## BEGIN
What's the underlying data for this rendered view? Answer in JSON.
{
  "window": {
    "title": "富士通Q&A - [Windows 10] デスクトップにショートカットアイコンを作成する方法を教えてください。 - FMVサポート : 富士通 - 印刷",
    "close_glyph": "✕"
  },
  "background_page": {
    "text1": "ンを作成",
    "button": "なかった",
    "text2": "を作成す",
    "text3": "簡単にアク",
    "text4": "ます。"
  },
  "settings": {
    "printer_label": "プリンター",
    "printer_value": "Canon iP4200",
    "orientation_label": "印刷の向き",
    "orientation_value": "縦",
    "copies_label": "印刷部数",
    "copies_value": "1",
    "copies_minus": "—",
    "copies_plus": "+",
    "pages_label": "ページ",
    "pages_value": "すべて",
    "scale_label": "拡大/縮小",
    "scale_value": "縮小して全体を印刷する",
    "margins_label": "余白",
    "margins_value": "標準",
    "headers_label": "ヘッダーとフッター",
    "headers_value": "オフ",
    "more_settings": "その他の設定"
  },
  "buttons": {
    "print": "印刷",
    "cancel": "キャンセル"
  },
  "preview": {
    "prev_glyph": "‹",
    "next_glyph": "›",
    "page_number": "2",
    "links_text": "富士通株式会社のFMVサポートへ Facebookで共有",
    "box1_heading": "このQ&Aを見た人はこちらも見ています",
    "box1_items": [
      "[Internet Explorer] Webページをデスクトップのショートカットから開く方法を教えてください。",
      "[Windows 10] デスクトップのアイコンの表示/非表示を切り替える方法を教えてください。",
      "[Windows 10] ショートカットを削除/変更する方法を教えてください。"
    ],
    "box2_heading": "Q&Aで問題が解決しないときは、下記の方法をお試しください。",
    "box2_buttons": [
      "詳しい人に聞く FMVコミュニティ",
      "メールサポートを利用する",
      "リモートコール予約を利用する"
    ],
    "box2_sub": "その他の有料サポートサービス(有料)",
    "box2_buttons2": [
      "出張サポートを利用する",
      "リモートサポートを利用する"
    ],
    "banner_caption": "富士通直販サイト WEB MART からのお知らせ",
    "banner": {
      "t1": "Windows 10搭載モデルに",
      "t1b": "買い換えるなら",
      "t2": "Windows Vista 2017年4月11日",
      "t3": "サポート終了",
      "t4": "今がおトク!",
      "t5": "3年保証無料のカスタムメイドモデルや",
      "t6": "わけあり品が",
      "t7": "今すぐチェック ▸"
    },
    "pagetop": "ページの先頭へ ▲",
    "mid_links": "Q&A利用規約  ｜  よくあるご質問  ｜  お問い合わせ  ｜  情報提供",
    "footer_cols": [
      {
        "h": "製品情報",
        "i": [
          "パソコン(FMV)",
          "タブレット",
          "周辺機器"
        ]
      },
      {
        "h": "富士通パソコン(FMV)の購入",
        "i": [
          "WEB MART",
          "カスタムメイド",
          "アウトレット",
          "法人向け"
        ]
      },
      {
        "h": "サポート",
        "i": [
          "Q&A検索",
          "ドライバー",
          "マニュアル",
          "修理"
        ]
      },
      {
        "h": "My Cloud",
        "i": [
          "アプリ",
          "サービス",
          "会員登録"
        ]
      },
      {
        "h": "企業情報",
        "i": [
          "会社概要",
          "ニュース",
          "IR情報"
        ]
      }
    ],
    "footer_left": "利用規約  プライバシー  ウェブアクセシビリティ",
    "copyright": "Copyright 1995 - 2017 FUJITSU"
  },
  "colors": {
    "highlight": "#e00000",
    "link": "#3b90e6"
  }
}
## END
▶ _Your task_
Give a word-for-word copy of the records.

▶ _Full response_
What's the underlying data for this rendered view? Answer in JSON.
{
  "window": {
    "title": "富士通Q&A - [Windows 10] デスクトップにショートカットアイコンを作成する方法を教えてください。 - FMVサポート : 富士通 - 印刷",
    "close_glyph": "✕"
  },
  "background_page": {
    "text1": "ンを作成",
    "button": "なかった",
    "text2": "を作成す",
    "text3": "簡単にアク",
    "text4": "ます。"
  },
  "settings": {
    "printer_label": "プリンター",
    "printer_value": "Canon iP4200",
    "orientation_label": "印刷の向き",
    "orientation_value": "縦",
    "copies_label": "印刷部数",
    "copies_value": "1",
    "copies_minus": "—",
    "copies_plus": "+",
    "pages_label": "ページ",
    "pages_value": "すべて",
    "scale_label": "拡大/縮小",
    "scale_value": "縮小して全体を印刷する",
    "margins_label": "余白",
    "margins_value": "標準",
    "headers_label": "ヘッダーとフッター",
    "headers_value": "オフ",
    "more_settings": "その他の設定"
  },
  "buttons": {
    "print": "印刷",
    "cancel": "キャンセル"
  },
  "preview": {
    "prev_glyph": "‹",
    "next_glyph": "›",
    "page_number": "2",
    "links_text": "富士通株式会社のFMVサポートへ Facebookで共有",
    "box1_heading": "このQ&Aを見た人はこちらも見ています",
    "box1_items": [
      "[Internet Explorer] Webページをデスクトップのショートカットから開く方法を教えてください。",
      "[Windows 10] デスクトップのアイコンの表示/非表示を切り替える方法を教えてください。",
      "[Windows 10] ショートカットを削除/変更する方法を教えてください。"
    ],
    "box2_heading": "Q&Aで問題が解決しないときは、下記の方法をお試しください。",
    "box2_buttons": [
      "詳しい人に聞く FMVコミュニティ",
      "メールサポートを利用する",
      "リモートコール予約を利用する"
    ],
    "box2_sub": "その他の有料サポートサービス(有料)",
    "box2_buttons2": [
      "出張サポートを利用する",
      "リモートサポートを利用する"
    ],
    "banner_caption": "富士通直販サイト WEB MART からのお知らせ",
    "banner": {
      "t1": "Windows 10搭載モデルに",
      "t1b": "買い換えるなら",
      "t2": "Windows Vista 2017年4月11日",
      "t3": "サポート終了",
      "t4": "今がおトク!",
      "t5": "3年保証無料のカスタムメイドモデルや",
      "t6": "わけあり品が",
      "t7": "今すぐチェック ▸"
    },
    "pagetop": "ページの先頭へ ▲",
    "mid_links": "Q&A利用規約  ｜  よくあるご質問  ｜  お問い合わせ  ｜  情報提供",
    "footer_cols": [
      {
        "h": "製品情報",
        "i": [
          "パソコン(FMV)",
          "タブレット",
          "周辺機器"
        ]
      },
      {
        "h": "富士通パソコン(FMV)の購入",
        "i": [
          "WEB MART",
          "カスタムメイド",
          "アウトレット",
          "法人向け"
        ]
      },
      {
        "h": "サポート",
        "i": [
          "Q&A検索",
          "ドライバー",
          "マニュアル",
          "修理"
        ]
      },
      {
        "h": "My Cloud",
        "i": [
          "アプリ",
          "サービス",
          "会員登録"
        ]
      },
      {
        "h": "企業情報",
        "i": [
          "会社概要",
          "ニュース",
          "IR情報"
        ]
      }
    ],
    "footer_left": "利用規約  プライバシー  ウェブアクセシビリティ",
    "copyright": "Copyright 1995 - 2017 FUJITSU"
  },
  "colors": {
    "highlight": "#e00000",
    "link": "#3b90e6"
  }
}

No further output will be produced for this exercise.